→ Given instruction: Take the data below and repeat it exactly.
─── Records for the exercise
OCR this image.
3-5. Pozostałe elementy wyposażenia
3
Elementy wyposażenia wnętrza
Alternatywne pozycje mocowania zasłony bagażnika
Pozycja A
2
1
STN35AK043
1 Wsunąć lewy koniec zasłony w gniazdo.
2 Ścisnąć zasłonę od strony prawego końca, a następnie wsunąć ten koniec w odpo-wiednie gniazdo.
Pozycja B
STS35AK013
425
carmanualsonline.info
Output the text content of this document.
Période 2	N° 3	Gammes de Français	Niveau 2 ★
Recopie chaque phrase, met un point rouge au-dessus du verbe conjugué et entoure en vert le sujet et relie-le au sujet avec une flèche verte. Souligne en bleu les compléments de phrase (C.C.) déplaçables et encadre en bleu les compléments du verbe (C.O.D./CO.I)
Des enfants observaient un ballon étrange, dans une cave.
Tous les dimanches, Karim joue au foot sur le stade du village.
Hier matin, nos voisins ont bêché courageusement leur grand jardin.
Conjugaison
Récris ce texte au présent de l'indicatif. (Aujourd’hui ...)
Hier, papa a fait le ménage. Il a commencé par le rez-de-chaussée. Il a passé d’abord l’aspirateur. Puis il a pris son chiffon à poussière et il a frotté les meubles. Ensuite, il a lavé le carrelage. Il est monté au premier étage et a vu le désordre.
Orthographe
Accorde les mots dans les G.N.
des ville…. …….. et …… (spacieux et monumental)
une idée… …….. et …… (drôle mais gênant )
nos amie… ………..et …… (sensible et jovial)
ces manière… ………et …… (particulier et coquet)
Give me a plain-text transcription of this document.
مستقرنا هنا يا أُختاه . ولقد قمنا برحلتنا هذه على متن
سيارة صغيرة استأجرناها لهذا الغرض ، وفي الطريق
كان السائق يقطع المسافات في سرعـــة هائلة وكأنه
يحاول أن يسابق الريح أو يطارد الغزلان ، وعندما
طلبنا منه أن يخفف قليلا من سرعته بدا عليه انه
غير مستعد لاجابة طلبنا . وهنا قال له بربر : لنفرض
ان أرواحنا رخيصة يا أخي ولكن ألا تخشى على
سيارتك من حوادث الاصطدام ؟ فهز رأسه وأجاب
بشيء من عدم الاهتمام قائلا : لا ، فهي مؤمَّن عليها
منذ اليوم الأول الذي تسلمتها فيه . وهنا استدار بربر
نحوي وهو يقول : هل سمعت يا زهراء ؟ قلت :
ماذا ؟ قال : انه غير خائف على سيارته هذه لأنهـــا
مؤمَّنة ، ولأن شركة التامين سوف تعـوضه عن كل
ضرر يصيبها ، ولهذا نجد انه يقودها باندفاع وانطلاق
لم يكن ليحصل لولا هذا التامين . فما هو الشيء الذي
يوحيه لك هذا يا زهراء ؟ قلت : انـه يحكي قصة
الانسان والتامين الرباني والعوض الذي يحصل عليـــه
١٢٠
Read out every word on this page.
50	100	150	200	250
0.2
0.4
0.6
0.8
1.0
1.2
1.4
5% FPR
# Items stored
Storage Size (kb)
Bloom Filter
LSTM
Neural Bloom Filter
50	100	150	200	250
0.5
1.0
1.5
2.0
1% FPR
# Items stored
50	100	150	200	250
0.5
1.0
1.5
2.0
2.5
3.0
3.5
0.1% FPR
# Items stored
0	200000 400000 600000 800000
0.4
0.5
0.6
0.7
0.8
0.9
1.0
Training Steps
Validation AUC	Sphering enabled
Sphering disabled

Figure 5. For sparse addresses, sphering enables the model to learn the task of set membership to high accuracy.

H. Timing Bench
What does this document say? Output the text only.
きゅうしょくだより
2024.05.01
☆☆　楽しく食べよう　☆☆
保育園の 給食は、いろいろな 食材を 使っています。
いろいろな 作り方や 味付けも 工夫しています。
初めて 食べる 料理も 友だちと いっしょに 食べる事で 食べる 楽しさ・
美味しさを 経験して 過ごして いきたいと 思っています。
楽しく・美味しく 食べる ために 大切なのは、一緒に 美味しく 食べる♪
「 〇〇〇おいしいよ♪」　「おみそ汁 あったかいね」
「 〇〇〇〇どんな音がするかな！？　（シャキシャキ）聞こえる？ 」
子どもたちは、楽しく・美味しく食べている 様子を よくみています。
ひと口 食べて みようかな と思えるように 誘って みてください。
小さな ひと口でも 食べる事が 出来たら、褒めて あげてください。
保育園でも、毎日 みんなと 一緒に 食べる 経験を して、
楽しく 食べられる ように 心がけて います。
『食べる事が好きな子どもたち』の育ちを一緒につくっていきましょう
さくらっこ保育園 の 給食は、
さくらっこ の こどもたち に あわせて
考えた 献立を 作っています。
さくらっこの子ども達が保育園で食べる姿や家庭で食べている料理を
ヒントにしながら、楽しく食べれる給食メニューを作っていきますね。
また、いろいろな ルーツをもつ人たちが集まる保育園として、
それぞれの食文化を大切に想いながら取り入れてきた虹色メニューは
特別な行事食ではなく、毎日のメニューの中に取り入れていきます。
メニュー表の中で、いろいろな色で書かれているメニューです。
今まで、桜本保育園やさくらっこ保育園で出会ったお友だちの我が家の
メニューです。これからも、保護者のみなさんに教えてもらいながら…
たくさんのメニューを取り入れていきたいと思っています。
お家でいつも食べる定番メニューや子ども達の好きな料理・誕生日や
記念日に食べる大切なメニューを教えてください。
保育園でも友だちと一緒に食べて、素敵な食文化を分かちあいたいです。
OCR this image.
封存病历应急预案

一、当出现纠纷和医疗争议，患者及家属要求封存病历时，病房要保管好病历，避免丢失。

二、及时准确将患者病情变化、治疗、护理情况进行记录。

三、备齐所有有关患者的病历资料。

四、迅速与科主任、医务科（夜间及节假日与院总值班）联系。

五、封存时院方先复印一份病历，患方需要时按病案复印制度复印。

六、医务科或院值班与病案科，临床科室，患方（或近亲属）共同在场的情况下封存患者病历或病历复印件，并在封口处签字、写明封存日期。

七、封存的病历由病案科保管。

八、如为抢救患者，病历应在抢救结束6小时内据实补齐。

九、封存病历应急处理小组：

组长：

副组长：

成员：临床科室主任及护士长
──────
→ Reply to the task:
OCR this image.
3-5. Pozostałe elementy wyposażenia
3
Elementy wyposażenia wnętrza
Alternatywne pozycje mocowania zasłony bagażnika
Pozycja A
2
1
STN35AK043
1 Wsunąć lewy koniec zasłony w gniazdo.
2 Ścisnąć zasłonę od strony prawego końca, a następnie wsunąć ten koniec w odpo-wiednie gniazdo.
Pozycja B
STS35AK013
425
carmanualsonline.info
Output the text content of this document.
Période 2	N° 3	Gammes de Français	Niveau 2 ★
Recopie chaque phrase, met un point rouge au-dessus du verbe conjugué et entoure en vert le sujet et relie-le au sujet avec une flèche verte. Souligne en bleu les compléments de phrase (C.C.) déplaçables et encadre en bleu les compléments du verbe (C.O.D./CO.I)
Des enfants observaient un ballon étrange, dans une cave.
Tous les dimanches, Karim joue au foot sur le stade du village.
Hier matin, nos voisins ont bêché courageusement leur grand jardin.
Conjugaison
Récris ce texte au présent de l'indicatif. (Aujourd’hui ...)
Hier, papa a fait le ménage. Il a commencé par le rez-de-chaussée. Il a passé d’abord l’aspirateur. Puis il a pris son chiffon à poussière et il a frotté les meubles. Ensuite, il a lavé le carrelage. Il est monté au premier étage et a vu le désordre.
Orthographe
Accorde les mots dans les G.N.
des ville…. …….. et …… (spacieux et monumental)
une idée… …….. et …… (drôle mais gênant )
nos amie… ………..et …… (sensible et jovial)
ces manière… ………et …… (particulier et coquet)
Give me a plain-text transcription of this document.
مستقرنا هنا يا أُختاه . ولقد قمنا برحلتنا هذه على متن
سيارة صغيرة استأجرناها لهذا الغرض ، وفي الطريق
كان السائق يقطع المسافات في سرعـــة هائلة وكأنه
يحاول أن يسابق الريح أو يطارد الغزلان ، وعندما
طلبنا منه أن يخفف قليلا من سرعته بدا عليه انه
غير مستعد لاجابة طلبنا . وهنا قال له بربر : لنفرض
ان أرواحنا رخيصة يا أخي ولكن ألا تخشى على
سيارتك من حوادث الاصطدام ؟ فهز رأسه وأجاب
بشيء من عدم الاهتمام قائلا : لا ، فهي مؤمَّن عليها
منذ اليوم الأول الذي تسلمتها فيه . وهنا استدار بربر
نحوي وهو يقول : هل سمعت يا زهراء ؟ قلت :
ماذا ؟ قال : انه غير خائف على سيارته هذه لأنهـــا
مؤمَّنة ، ولأن شركة التامين سوف تعـوضه عن كل
ضرر يصيبها ، ولهذا نجد انه يقودها باندفاع وانطلاق
لم يكن ليحصل لولا هذا التامين . فما هو الشيء الذي
يوحيه لك هذا يا زهراء ؟ قلت : انـه يحكي قصة
الانسان والتامين الرباني والعوض الذي يحصل عليـــه
١٢٠
Read out every word on this page.
50	100	150	200	250
0.2
0.4
0.6
0.8
1.0
1.2
1.4
5% FPR
# Items stored
Storage Size (kb)
Bloom Filter
LSTM
Neural Bloom Filter
50	100	150	200	250
0.5
1.0
1.5
2.0
1% FPR
# Items stored
50	100	150	200	250
0.5
1.0
1.5
2.0
2.5
3.0
3.5
0.1% FPR
# Items stored
0	200000 400000 600000 800000
0.4
0.5
0.6
0.7
0.8
0.9
1.0
Training Steps
Validation AUC	Sphering enabled
Sphering disabled

Figure 5. For sparse addresses, sphering enables the model to learn the task of set membership to high accuracy.

H. Timing Bench
What does this document say? Output the text only.
きゅうしょくだより
2024.05.01
☆☆　楽しく食べよう　☆☆
保育園の 給食は、いろいろな 食材を 使っています。
いろいろな 作り方や 味付けも 工夫しています。
初めて 食べる 料理も 友だちと いっしょに 食べる事で 食べる 楽しさ・
美味しさを 経験して 過ごして いきたいと 思っています。
楽しく・美味しく 食べる ために 大切なのは、一緒に 美味しく 食べる♪
「 〇〇〇おいしいよ♪」　「おみそ汁 あったかいね」
「 〇〇〇〇どんな音がするかな！？　（シャキシャキ）聞こえる？ 」
子どもたちは、楽しく・美味しく食べている 様子を よくみています。
ひと口 食べて みようかな と思えるように 誘って みてください。
小さな ひと口でも 食べる事が 出来たら、褒めて あげてください。
保育園でも、毎日 みんなと 一緒に 食べる 経験を して、
楽しく 食べられる ように 心がけて います。
『食べる事が好きな子どもたち』の育ちを一緒につくっていきましょう
さくらっこ保育園 の 給食は、
さくらっこ の こどもたち に あわせて
考えた 献立を 作っています。
さくらっこの子ども達が保育園で食べる姿や家庭で食べている料理を
ヒントにしながら、楽しく食べれる給食メニューを作っていきますね。
また、いろいろな ルーツをもつ人たちが集まる保育園として、
それぞれの食文化を大切に想いながら取り入れてきた虹色メニューは
特別な行事食ではなく、毎日のメニューの中に取り入れていきます。
メニュー表の中で、いろいろな色で書かれているメニューです。
今まで、桜本保育園やさくらっこ保育園で出会ったお友だちの我が家の
メニューです。これからも、保護者のみなさんに教えてもらいながら…
たくさんのメニューを取り入れていきたいと思っています。
お家でいつも食べる定番メニューや子ども達の好きな料理・誕生日や
記念日に食べる大切なメニューを教えてください。
保育園でも友だちと一緒に食べて、素敵な食文化を分かちあいたいです。
OCR this image.
封存病历应急预案

一、当出现纠纷和医疗争议，患者及家属要求封存病历时，病房要保管好病历，避免丢失。

二、及时准确将患者病情变化、治疗、护理情况进行记录。

三、备齐所有有关患者的病历资料。

四、迅速与科主任、医务科（夜间及节假日与院总值班）联系。

五、封存时院方先复印一份病历，患方需要时按病案复印制度复印。

六、医务科或院值班与病案科，临床科室，患方（或近亲属）共同在场的情况下封存患者病历或病历复印件，并在封口处签字、写明封存日期。

七、封存的病历由病案科保管。

八、如为抢救患者，病历应在抢救结束6小时内据实补齐。

九、封存病历应急处理小组：

组长：

副组长：

成员：临床科室主任及护士长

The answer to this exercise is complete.